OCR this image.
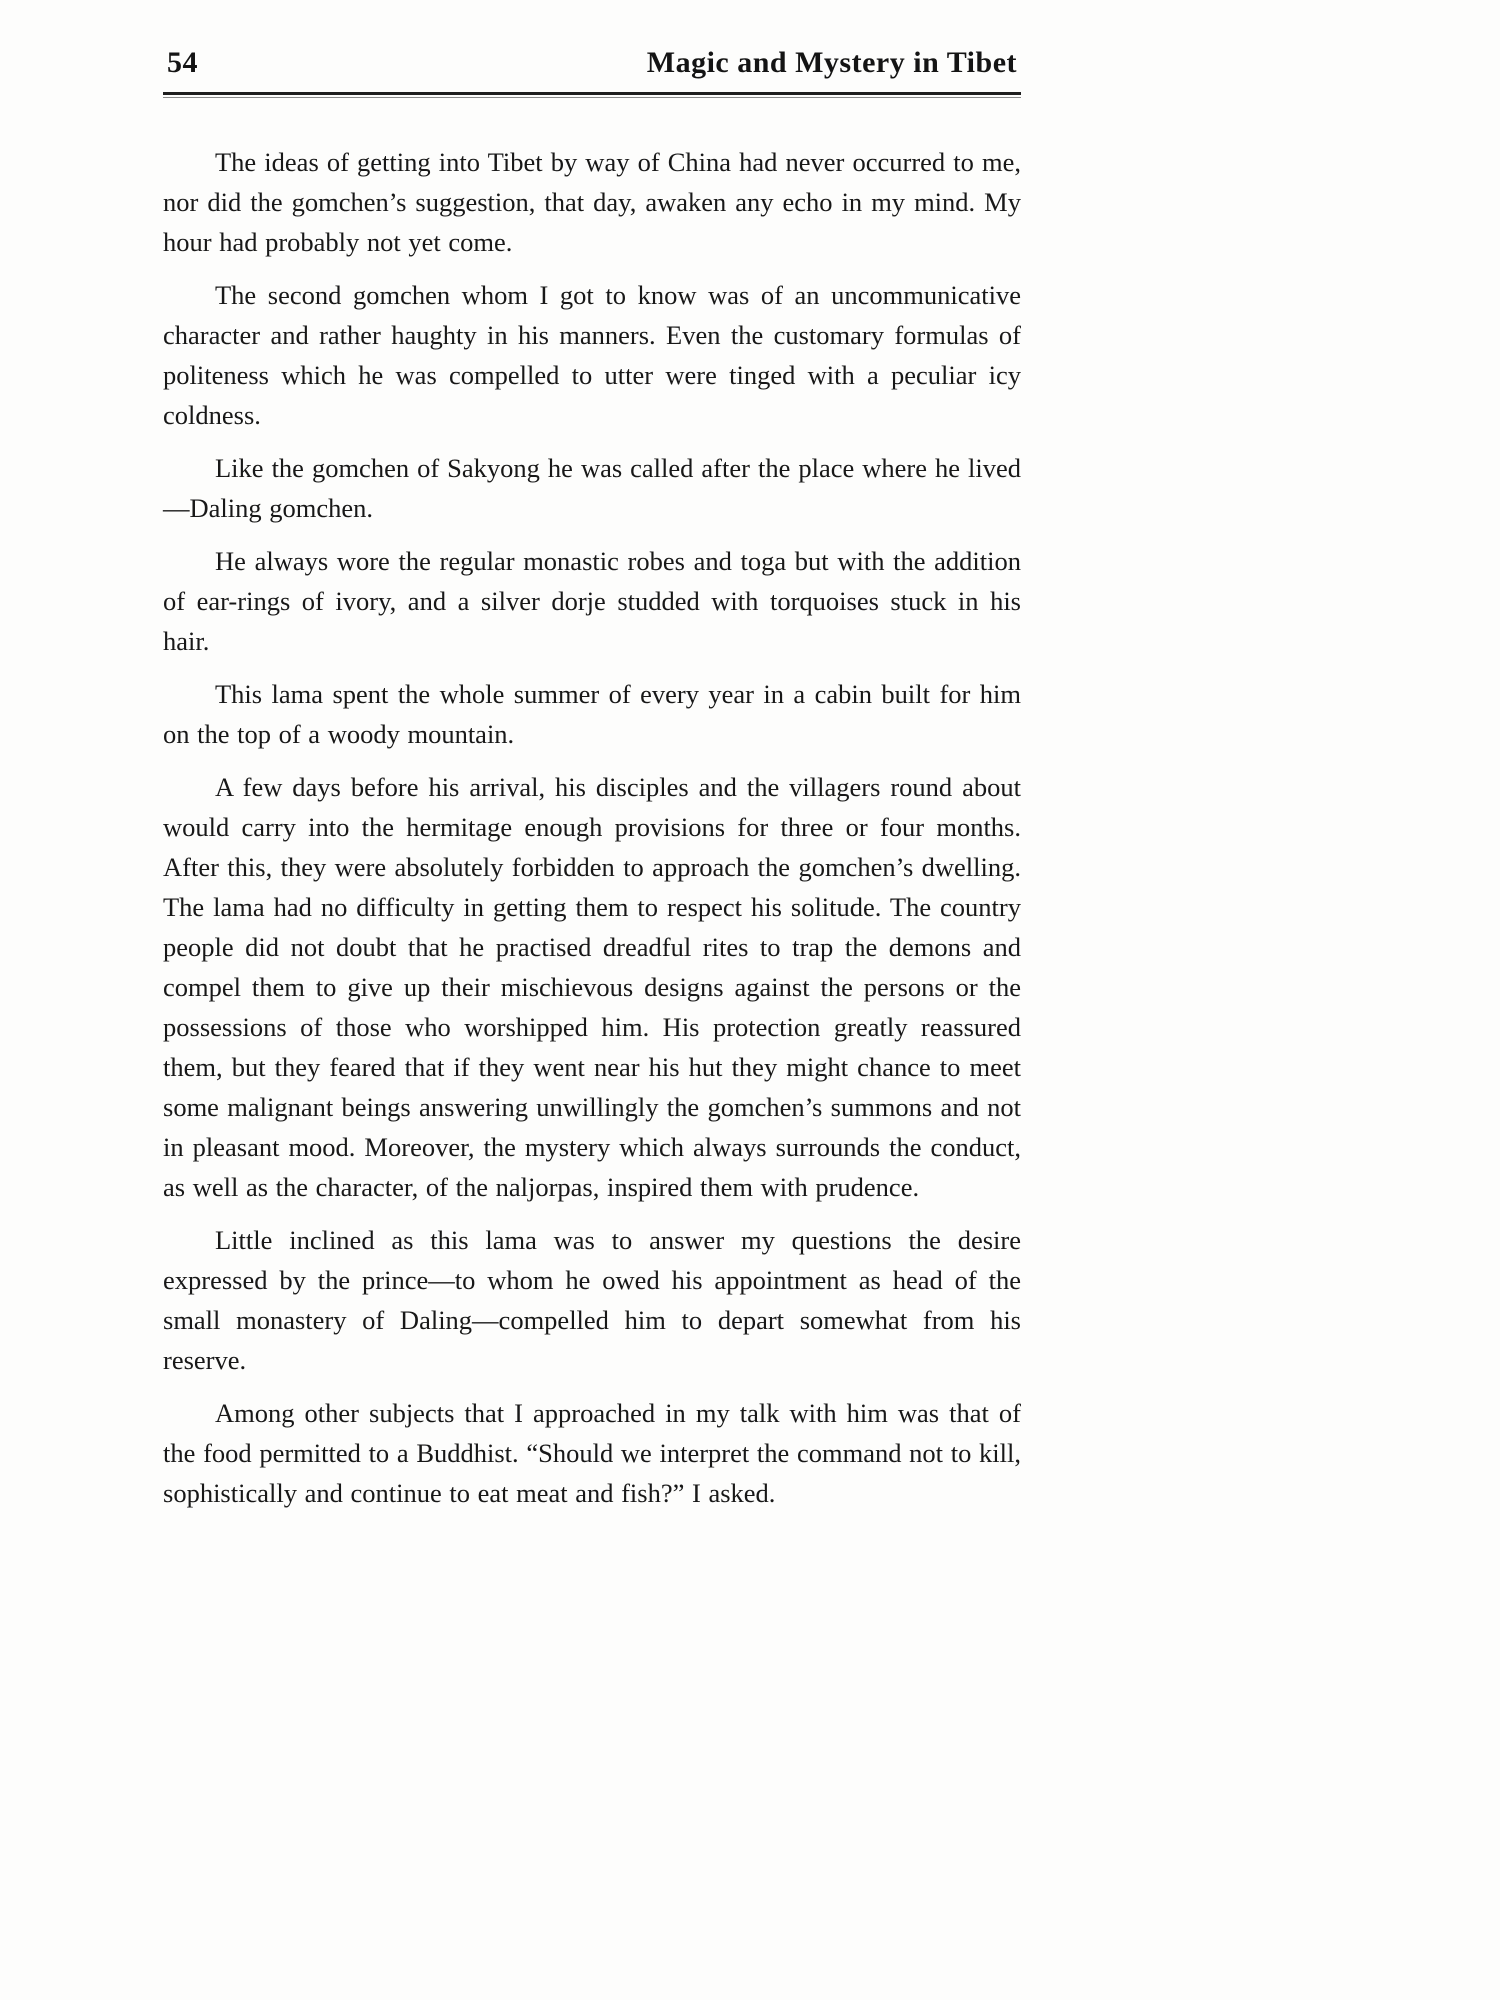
54	Magic and Mystery in Tibet

The ideas of getting into Tibet by way of China had never occurred to me, nor did the gomchen’s suggestion, that day, awaken any echo in my mind. My hour had probably not yet come.

The second gomchen whom I got to know was of an uncommunicative character and rather haughty in his manners. Even the customary formulas of politeness which he was compelled to utter were tinged with a peculiar icy coldness.

Like the gomchen of Sakyong he was called after the place where he lived—Daling gomchen.

He always wore the regular monastic robes and toga but with the addition of ear-rings of ivory, and a silver dorje studded with torquoises stuck in his hair.

This lama spent the whole summer of every year in a cabin built for him on the top of a woody mountain.

A few days before his arrival, his disciples and the villagers round about would carry into the hermitage enough provisions for three or four months. After this, they were absolutely forbidden to approach the gomchen’s dwelling. The lama had no difficulty in getting them to respect his solitude. The country people did not doubt that he practised dreadful rites to trap the demons and compel them to give up their mischievous designs against the persons or the possessions of those who worshipped him. His protection greatly reassured them, but they feared that if they went near his hut they might chance to meet some malignant beings answering unwillingly the gomchen’s summons and not in pleasant mood. Moreover, the mystery which always surrounds the conduct, as well as the character, of the naljorpas, inspired them with prudence.

Little inclined as this lama was to answer my questions the desire expressed by the prince—to whom he owed his appointment as head of the small monastery of Daling—compelled him to depart somewhat from his reserve.

Among other subjects that I approached in my talk with him was that of the food permitted to a Buddhist. “Should we interpret the command not to kill, sophistically and continue to eat meat and fish?” I asked.
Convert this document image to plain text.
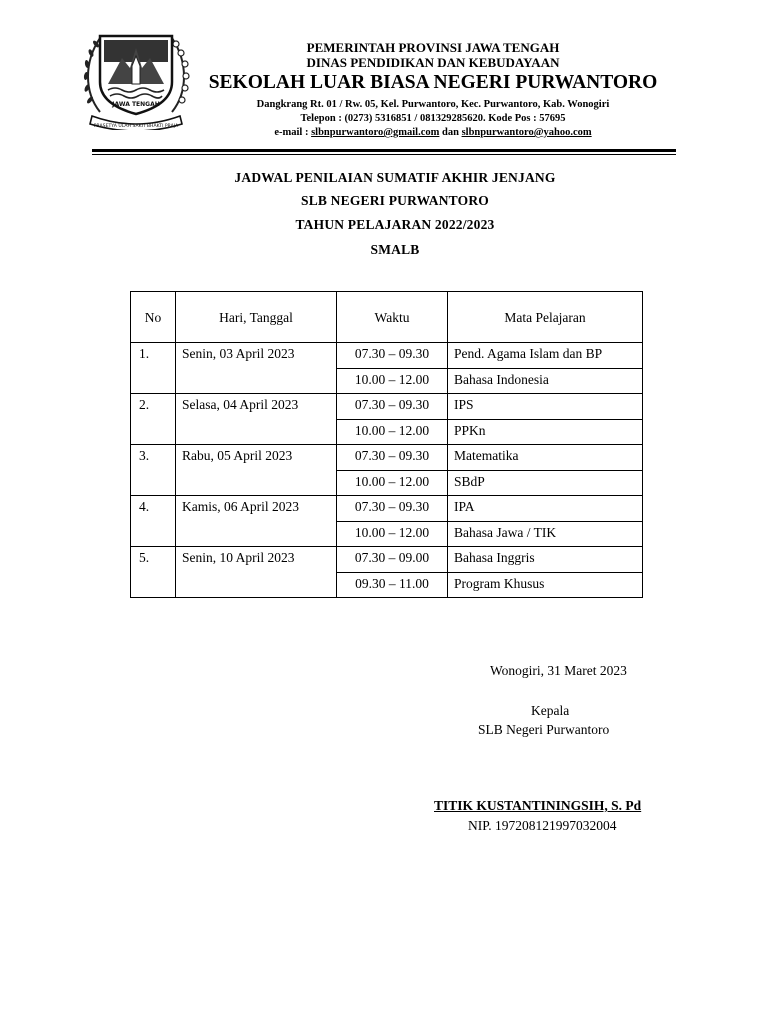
JAWA TENGAH
PRASETYA ULAH SAKTI BHAKTI PRAJA
PEMERINTAH PROVINSI JAWA TENGAH
DINAS PENDIDIKAN DAN KEBUDAYAAN
SEKOLAH LUAR BIASA NEGERI PURWANTORO
Dangkrang Rt. 01 / Rw. 05, Kel. Purwantoro, Kec. Purwantoro, Kab. Wonogiri
Telepon : (0273) 5316851 / 081329285620. Kode Pos : 57695
e-mail : slbnpurwantoro@gmail.com dan slbnpurwantoro@yahoo.com
JADWAL PENILAIAN SUMATIF AKHIR JENJANG
SLB NEGERI PURWANTORO
TAHUN PELAJARAN 2022/2023
SMALB
No	Hari, Tanggal	Waktu	Mata Pelajaran
1.	Senin, 03 April 2023	07.30 – 09.30	Pend. Agama Islam dan BP
		10.00 – 12.00	Bahasa Indonesia
2.	Selasa, 04 April 2023	07.30 – 09.30	IPS
		10.00 – 12.00	PPKn
3.	Rabu, 05 April 2023	07.30 – 09.30	Matematika
		10.00 – 12.00	SBdP
4.	Kamis, 06 April 2023	07.30 – 09.30	IPA
		10.00 – 12.00	Bahasa Jawa / TIK
5.	Senin, 10 April 2023	07.30 – 09.00	Bahasa Inggris
		09.30 – 11.00	Program Khusus
Wonogiri, 31 Maret 2023
Kepala
SLB Negeri Purwantoro
TITIK KUSTANTININGSIH, S. Pd
NIP. 197208121997032004
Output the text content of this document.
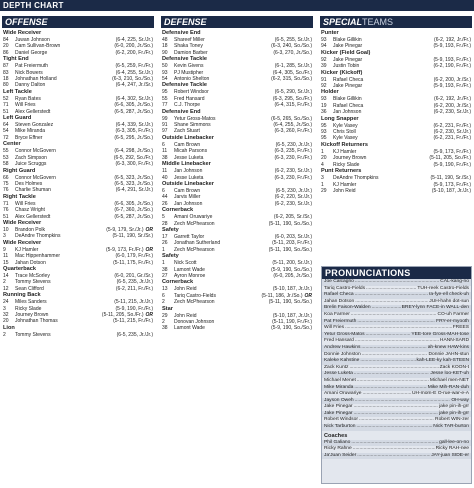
DEPTH CHART
OFFENSE	DEFENSE	SPECIALTEAMS
Wide Receiver
84	Juwan Johnson	(6-4, 225, Sr./Jr.)
20	Cam Sullivan-Brown	(6-0, 200, Jr./So.)
86	Daniel George	(6-2, 200, Fr./Fr.)
Tight End
87	Pat Freiermuth	(6-5, 259, Fr./Fr.)
83	Nick Bowers	(6-4, 255, Sr./Jr.)
18	Johnathan Holland	(6-3, 210, So./So.)
80	Danny Dalton	(6-4, 247, Jr./Sr.)
Left Tackle
52	Ryan Bates	(6-4, 302, Sr./Jr.)
71	Will Fries	(6-6, 305, Jr./So.)
51	Alex Gellerstedt	(6-5, 287, Jr./So.)
Left Guard
64	Steven Gonzalez	(6-4, 339, Sr./Jr.)
54	Mike Miranda	(6-3, 305, Fr./Fr.)
72	Bryce Effner	(6-5, 295, Jr./So.)
Center
55	Connor McGovern	(6-4, 298, Jr./So.)
53	Zach Simpson	(6-5, 292, So./Fr.)
58	Juice Scruggs	(6-3, 300, Fr./Fr.)
Right Guard
66	Connor McGovern	(6-5, 323, Jr./So.)
75	Des Holmes	(6-5, 323, Jr./So.)
76	Charlie Shuman	(6-4, 291, Sr./Jr.)
Right Tackle
71	Will Fries	(6-6, 305, Jr./So.)
76	Chasz Wright	(6-7, 360, Jr./So.)
51	Alex Gellerstedt	(6-5, 287, Jr./So.)
Wide Receiver
10	Brandon Polk	(5-9, 179, Sr./Jr.) OR
3	DeAndre Thompkins	(5-11, 190, Sr./Sr.)
Wide Receiver
9	KJ Hamler	(5-9, 173, Fr./Fr.) OR
11	Mac Hippenhammer	(6-0, 179, Fr./Fr.)
15	Jahan Dotson	(5-11, 175, Fr./Fr.)
Quarterback
14	Trace McSorley	(6-0, 201, Gr./Sr.)
2	Tommy Stevens	(6-5, 235, Jr./Jr.)
12	Sean Clifford	(6-2, 211, Fr./Fr.)
Running Back
24	Miles Sanders	(5-11, 215, Jr./Jr.)
3	Ricky Slade	(5-9, 190, Fr./Fr.)
32	Journey Brown	(5-11, 205, So./Fr.) OR
20	Johnathan Thomas	(5-11, 215, Fr./Fr.)
Lion
2	Tommy Stevens	(6-5, 235, Jr./Jr.)
Defensive End
48	Shareef Miller	(6-5, 255, Sr./Jr.)
18	Shaka Toney	(6-3, 240, So./So.)
90	Damion Barber	(6-3, 270, Jr./So.)
Defensive Tackle
50	Kevin Givens	(6-1, 285, Sr./Jr.)
93	PJ Mustipher	(6-4, 305, So./Fr.)
54	Antonio Shelton	(6-2, 315, So./So.)
Defensive Tackle
95	Robert Windsor	(6-5, 290, Sr./Jr.)
55	Fred Hansard	(6-3, 295, So./Fr.)
77	C.J. Thorpe	(6-4, 315, Fr./Fr.)
Defensive End
99	Yetur Gross-Matos	(6-5, 265, So./So.)
91	Shane Simmons	(6-4, 255, Jr./So.)
97	Zach Stuart	(6-3, 260, Fr./Fr.)
Outside Linebacker
6	Cam Brown	(6-5, 230, Jr./Jr.)
11	Micah Parsons	(6-3, 235, Fr./Fr.)
38	Jesse Luketa	(6-3, 230, Fr./Fr.)
Middle Linebacker
11	Jan Johnson	(6-2, 230, Sr./Jr.)
40	Jesse Luketa	(6-3, 230, Fr./Fr.)
Outside Linebacker
6	Cam Brown	(6-5, 230, Jr./Jr.)
44	Jarvis Miller	(6-2, 220, Sr./Jr.)
26	Jan Johnson	(6-2, 230, Sr./Jr.)
Cornerback
5	Amani Oruwariye	(6-2, 205, Sr./Sr.)
28	Zech McPhearson	(5-11, 190, So./So.)
Safety
17	Garrett Taylor	(6-0, 203, Sr./Jr.)
26	Jonathan Sutherland	(5-11, 203, Fr./Fr.)
1	Zech McPhearson	(5-11, 190, So./So.)
Safety
1	Nick Scott	(5-11, 200, Sr./Jr.)
38	Lamont Wade	(5-9, 190, So./So.)
27	Ayron Monroe	(6-0, 205, Jr./So.)
Cornerback
13	John Reid	(5-10, 187, Jr./Jr.)
6	Tariq Castro-Fields	(5-11, 186, Jr./So.) OR
2	Zech McPhearson	(5-11, 190, So./So.)
Star
29	John Reid	(5-10, 187, Jr./Jr.)
2	Donovan Johnson	(5-11, 190, Fr./Fr.)
38	Lamont Wade	(5-9, 190, So./So.)
Punter
93	Blake Gillikin	(6-2, 192, Jr./Fr.)
94	Jake Pinegar	(5-9, 193, Fr./Fr.)
Kicker (Field Goal)
92	Jake Pinegar	(5-9, 193, Fr./Fr.)
39	Justin Tobin	(6-2, 190, Fr./Fr.)
Kicker (Kickoff)
91	Rafael Checa	(6-2, 200, Jr./Sr.)
92	Jake Pinegar	(5-9, 193, Fr./Fr.)
Holder
93	Blake Gillikin	(6-2, 192, Jr./Fr.)
19	Rafael Checa	(6-2, 200, Jr./Sr.)
36	Jan Johnson	(6-2, 230, Sr./Jr.)
Long Snapper
95	Kyle Vasey	(6-2, 231, Fr./Fr.)
93	Chris Stoll	(6-2, 230, Sr./Jr.)
95	Kyle Vasey	(6-2, 231, Fr./Fr.)
Kickoff Returners
1	KJ Hamler	(5-9, 173, Fr./Fr.)
20	Journey Brown	(5-11, 205, So./Fr.)
4	Ricky Slade	(5-9, 190, Fr./Fr.)
Punt Returners
3	DeAndre Thompkins	(5-11, 190, Sr./Sr.)
1	KJ Hamler	(5-9, 173, Fr./Fr.)
29	John Reid	(5-10, 187, Jr./Jr.)
PRONUNCIATIONS
Joe Calcagno .....	CAL-kang-no
Tariq Castro-Fields .....	TUH-reek Castro-Fields
Rafael Checa .....	ra-fye-ell check-uh
Jahan Dotson .....	JUH-hahn dot-sun
Brelin Faison-Walden .....	BREY-lynn FACE-in WALL-den
Koa Farmer .....	CO-uh Farmer
Pat Freiermuth .....	FRY-er-myooth
Will Fries .....	FREES
Yetur Gross-Matos .....	YEE-tore Gross-MAH-tose
Fred Hansard .....	HANN-SARD
Andrew Hawkins .....	ah-knew HAW-kins
Donnie Johnston .....	Donnie JAHN-stun
Kaleke Kahstine .....	kah-LEE-ky kah-STEEN
Zack Kuntz .....	Zack KOON-t
Jesse Luketa .....	Jesse loo-KET-uh
Michael Menet .....	Michael men-NET
Mike Miranda .....	Mike Mih-RAN-duh
Amani Oruwariye .....	UH-mom-E O-rue-war-e-A
Jayson Oweh .....	OH-way
Jake Pinegar .....	jake pin-ih-grr
Jake Pinegar .....	jake pin-ih-grr
Robert Windsor .....	Robert WIN-zer
Nick Tarburton .....	Nick TAR-burton
Coaches
Phil Galiano .....	gall-lee-on-no
Ricky Rahne .....	Ricky RAH-nee
Ja'Juan Seider .....	JAY-juan SIDE-er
■ ■ ■ ■
REQUIREMENT — Looking at the entries above, how many lines contain the word "Miranda"? Answer with the number alone.

CORRECT RESULT — 2